● What is being asked
Copy out all the records exactly.

++++ Exercise data ++++

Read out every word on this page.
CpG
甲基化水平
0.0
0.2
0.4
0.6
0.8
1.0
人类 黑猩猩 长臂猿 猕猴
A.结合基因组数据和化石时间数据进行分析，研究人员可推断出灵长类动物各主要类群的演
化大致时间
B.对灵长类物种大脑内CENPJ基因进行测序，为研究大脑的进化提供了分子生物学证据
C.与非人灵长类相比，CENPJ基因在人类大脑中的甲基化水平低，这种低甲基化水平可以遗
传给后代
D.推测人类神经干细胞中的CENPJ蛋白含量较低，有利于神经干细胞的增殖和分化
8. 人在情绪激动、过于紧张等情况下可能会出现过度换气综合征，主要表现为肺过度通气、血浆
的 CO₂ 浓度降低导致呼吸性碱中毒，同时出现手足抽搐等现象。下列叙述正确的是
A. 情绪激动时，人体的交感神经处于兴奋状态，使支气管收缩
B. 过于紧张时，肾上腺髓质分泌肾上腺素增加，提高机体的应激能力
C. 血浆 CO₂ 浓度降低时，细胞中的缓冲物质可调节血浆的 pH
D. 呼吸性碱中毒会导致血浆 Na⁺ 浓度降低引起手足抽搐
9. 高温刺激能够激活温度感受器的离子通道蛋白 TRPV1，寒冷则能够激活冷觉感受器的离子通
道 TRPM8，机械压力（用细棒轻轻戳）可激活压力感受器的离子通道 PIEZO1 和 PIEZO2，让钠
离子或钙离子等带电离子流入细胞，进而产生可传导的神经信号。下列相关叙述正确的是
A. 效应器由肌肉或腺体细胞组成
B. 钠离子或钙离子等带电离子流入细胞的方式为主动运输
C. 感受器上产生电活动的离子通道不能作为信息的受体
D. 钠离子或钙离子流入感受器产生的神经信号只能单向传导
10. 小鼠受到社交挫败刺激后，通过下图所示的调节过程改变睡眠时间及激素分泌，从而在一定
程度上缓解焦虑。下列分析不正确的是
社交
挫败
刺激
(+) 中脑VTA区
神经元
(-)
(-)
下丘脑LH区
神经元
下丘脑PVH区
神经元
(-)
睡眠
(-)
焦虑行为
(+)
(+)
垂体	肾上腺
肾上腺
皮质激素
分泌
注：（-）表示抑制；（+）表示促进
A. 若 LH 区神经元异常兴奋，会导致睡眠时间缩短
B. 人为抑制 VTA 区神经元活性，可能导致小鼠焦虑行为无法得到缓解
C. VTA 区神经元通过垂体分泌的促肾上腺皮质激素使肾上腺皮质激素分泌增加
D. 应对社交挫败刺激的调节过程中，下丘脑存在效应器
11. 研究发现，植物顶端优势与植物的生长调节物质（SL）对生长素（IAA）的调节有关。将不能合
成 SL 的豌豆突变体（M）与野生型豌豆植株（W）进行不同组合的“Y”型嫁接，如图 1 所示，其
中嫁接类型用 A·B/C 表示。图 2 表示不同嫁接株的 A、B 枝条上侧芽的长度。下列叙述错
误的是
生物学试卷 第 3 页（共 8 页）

++++

● The solution
Read out every word on this page.
CpG
甲基化水平
0.0
0.2
0.4
0.6
0.8
1.0
人类 黑猩猩 长臂猿 猕猴
A.结合基因组数据和化石时间数据进行分析，研究人员可推断出灵长类动物各主要类群的演
化大致时间
B.对灵长类物种大脑内CENPJ基因进行测序，为研究大脑的进化提供了分子生物学证据
C.与非人灵长类相比，CENPJ基因在人类大脑中的甲基化水平低，这种低甲基化水平可以遗
传给后代
D.推测人类神经干细胞中的CENPJ蛋白含量较低，有利于神经干细胞的增殖和分化
8. 人在情绪激动、过于紧张等情况下可能会出现过度换气综合征，主要表现为肺过度通气、血浆
的 CO₂ 浓度降低导致呼吸性碱中毒，同时出现手足抽搐等现象。下列叙述正确的是
A. 情绪激动时，人体的交感神经处于兴奋状态，使支气管收缩
B. 过于紧张时，肾上腺髓质分泌肾上腺素增加，提高机体的应激能力
C. 血浆 CO₂ 浓度降低时，细胞中的缓冲物质可调节血浆的 pH
D. 呼吸性碱中毒会导致血浆 Na⁺ 浓度降低引起手足抽搐
9. 高温刺激能够激活温度感受器的离子通道蛋白 TRPV1，寒冷则能够激活冷觉感受器的离子通
道 TRPM8，机械压力（用细棒轻轻戳）可激活压力感受器的离子通道 PIEZO1 和 PIEZO2，让钠
离子或钙离子等带电离子流入细胞，进而产生可传导的神经信号。下列相关叙述正确的是
A. 效应器由肌肉或腺体细胞组成
B. 钠离子或钙离子等带电离子流入细胞的方式为主动运输
C. 感受器上产生电活动的离子通道不能作为信息的受体
D. 钠离子或钙离子流入感受器产生的神经信号只能单向传导
10. 小鼠受到社交挫败刺激后，通过下图所示的调节过程改变睡眠时间及激素分泌，从而在一定
程度上缓解焦虑。下列分析不正确的是
社交
挫败
刺激
(+) 中脑VTA区
神经元
(-)
(-)
下丘脑LH区
神经元
下丘脑PVH区
神经元
(-)
睡眠
(-)
焦虑行为
(+)
(+)
垂体	肾上腺
肾上腺
皮质激素
分泌
注：（-）表示抑制；（+）表示促进
A. 若 LH 区神经元异常兴奋，会导致睡眠时间缩短
B. 人为抑制 VTA 区神经元活性，可能导致小鼠焦虑行为无法得到缓解
C. VTA 区神经元通过垂体分泌的促肾上腺皮质激素使肾上腺皮质激素分泌增加
D. 应对社交挫败刺激的调节过程中，下丘脑存在效应器
11. 研究发现，植物顶端优势与植物的生长调节物质（SL）对生长素（IAA）的调节有关。将不能合
成 SL 的豌豆突变体（M）与野生型豌豆植株（W）进行不同组合的“Y”型嫁接，如图 1 所示，其
中嫁接类型用 A·B/C 表示。图 2 表示不同嫁接株的 A、B 枝条上侧芽的长度。下列叙述错
误的是
生物学试卷 第 3 页（共 8 页）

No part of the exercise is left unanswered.